#### Information given:
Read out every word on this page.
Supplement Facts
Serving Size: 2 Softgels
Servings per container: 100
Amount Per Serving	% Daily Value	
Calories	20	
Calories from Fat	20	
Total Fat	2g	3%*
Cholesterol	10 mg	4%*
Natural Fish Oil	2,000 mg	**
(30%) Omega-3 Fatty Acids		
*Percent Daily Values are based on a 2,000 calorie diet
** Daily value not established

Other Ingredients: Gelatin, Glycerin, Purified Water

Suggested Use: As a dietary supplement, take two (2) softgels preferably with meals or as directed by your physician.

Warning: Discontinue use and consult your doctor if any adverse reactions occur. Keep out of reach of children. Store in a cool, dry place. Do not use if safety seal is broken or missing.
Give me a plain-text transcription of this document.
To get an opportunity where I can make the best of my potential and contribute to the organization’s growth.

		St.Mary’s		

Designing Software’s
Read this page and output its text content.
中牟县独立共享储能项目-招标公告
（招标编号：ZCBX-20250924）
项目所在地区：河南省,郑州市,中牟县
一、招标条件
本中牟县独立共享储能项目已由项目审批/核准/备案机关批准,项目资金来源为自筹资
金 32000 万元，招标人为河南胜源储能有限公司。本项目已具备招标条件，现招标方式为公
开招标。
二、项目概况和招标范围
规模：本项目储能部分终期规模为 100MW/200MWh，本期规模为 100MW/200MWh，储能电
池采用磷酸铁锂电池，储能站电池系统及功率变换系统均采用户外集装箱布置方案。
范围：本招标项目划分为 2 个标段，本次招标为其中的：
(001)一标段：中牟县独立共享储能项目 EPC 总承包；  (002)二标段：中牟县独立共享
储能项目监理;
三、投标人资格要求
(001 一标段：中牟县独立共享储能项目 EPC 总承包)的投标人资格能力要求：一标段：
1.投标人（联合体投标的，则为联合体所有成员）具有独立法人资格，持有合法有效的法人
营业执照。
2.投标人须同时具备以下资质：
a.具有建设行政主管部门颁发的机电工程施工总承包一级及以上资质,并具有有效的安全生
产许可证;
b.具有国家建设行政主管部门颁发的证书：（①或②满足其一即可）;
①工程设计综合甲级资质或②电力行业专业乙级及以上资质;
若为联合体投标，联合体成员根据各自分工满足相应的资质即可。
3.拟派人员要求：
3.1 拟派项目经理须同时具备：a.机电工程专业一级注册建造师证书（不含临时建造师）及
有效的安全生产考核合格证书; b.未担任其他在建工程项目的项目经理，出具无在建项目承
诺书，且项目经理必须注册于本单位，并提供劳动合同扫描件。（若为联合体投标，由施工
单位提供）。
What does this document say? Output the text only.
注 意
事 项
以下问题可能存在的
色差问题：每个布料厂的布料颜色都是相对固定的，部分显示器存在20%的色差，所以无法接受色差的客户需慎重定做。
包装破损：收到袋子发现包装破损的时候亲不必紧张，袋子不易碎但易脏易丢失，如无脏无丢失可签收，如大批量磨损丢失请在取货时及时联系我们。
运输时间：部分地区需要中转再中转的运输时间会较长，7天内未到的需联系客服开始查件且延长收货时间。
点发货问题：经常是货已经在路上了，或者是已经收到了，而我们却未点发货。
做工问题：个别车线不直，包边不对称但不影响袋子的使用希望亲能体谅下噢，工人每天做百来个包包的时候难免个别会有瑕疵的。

#### To be done:
Restate all of the entries above precisely.

#### Correct answer:
Read out every word on this page.
Supplement Facts
Serving Size: 2 Softgels
Servings per container: 100
Amount Per Serving	% Daily Value	
Calories	20	
Calories from Fat	20	
Total Fat	2g	3%*
Cholesterol	10 mg	4%*
Natural Fish Oil	2,000 mg	**
(30%) Omega-3 Fatty Acids		
*Percent Daily Values are based on a 2,000 calorie diet
** Daily value not established

Other Ingredients: Gelatin, Glycerin, Purified Water

Suggested Use: As a dietary supplement, take two (2) softgels preferably with meals or as directed by your physician.

Warning: Discontinue use and consult your doctor if any adverse reactions occur. Keep out of reach of children. Store in a cool, dry place. Do not use if safety seal is broken or missing.
Give me a plain-text transcription of this document.
To get an opportunity where I can make the best of my potential and contribute to the organization’s growth.

		St.Mary’s		

Designing Software’s
Read this page and output its text content.
中牟县独立共享储能项目-招标公告
（招标编号：ZCBX-20250924）
项目所在地区：河南省,郑州市,中牟县
一、招标条件
本中牟县独立共享储能项目已由项目审批/核准/备案机关批准,项目资金来源为自筹资
金 32000 万元，招标人为河南胜源储能有限公司。本项目已具备招标条件，现招标方式为公
开招标。
二、项目概况和招标范围
规模：本项目储能部分终期规模为 100MW/200MWh，本期规模为 100MW/200MWh，储能电
池采用磷酸铁锂电池，储能站电池系统及功率变换系统均采用户外集装箱布置方案。
范围：本招标项目划分为 2 个标段，本次招标为其中的：
(001)一标段：中牟县独立共享储能项目 EPC 总承包；  (002)二标段：中牟县独立共享
储能项目监理;
三、投标人资格要求
(001 一标段：中牟县独立共享储能项目 EPC 总承包)的投标人资格能力要求：一标段：
1.投标人（联合体投标的，则为联合体所有成员）具有独立法人资格，持有合法有效的法人
营业执照。
2.投标人须同时具备以下资质：
a.具有建设行政主管部门颁发的机电工程施工总承包一级及以上资质,并具有有效的安全生
产许可证;
b.具有国家建设行政主管部门颁发的证书：（①或②满足其一即可）;
①工程设计综合甲级资质或②电力行业专业乙级及以上资质;
若为联合体投标，联合体成员根据各自分工满足相应的资质即可。
3.拟派人员要求：
3.1 拟派项目经理须同时具备：a.机电工程专业一级注册建造师证书（不含临时建造师）及
有效的安全生产考核合格证书; b.未担任其他在建工程项目的项目经理，出具无在建项目承
诺书，且项目经理必须注册于本单位，并提供劳动合同扫描件。（若为联合体投标，由施工
单位提供）。
What does this document say? Output the text only.
注 意
事 项
以下问题可能存在的
色差问题：每个布料厂的布料颜色都是相对固定的，部分显示器存在20%的色差，所以无法接受色差的客户需慎重定做。
包装破损：收到袋子发现包装破损的时候亲不必紧张，袋子不易碎但易脏易丢失，如无脏无丢失可签收，如大批量磨损丢失请在取货时及时联系我们。
运输时间：部分地区需要中转再中转的运输时间会较长，7天内未到的需联系客服开始查件且延长收货时间。
点发货问题：经常是货已经在路上了，或者是已经收到了，而我们却未点发货。
做工问题：个别车线不直，包边不对称但不影响袋子的使用希望亲能体谅下噢，工人每天做百来个包包的时候难免个别会有瑕疵的。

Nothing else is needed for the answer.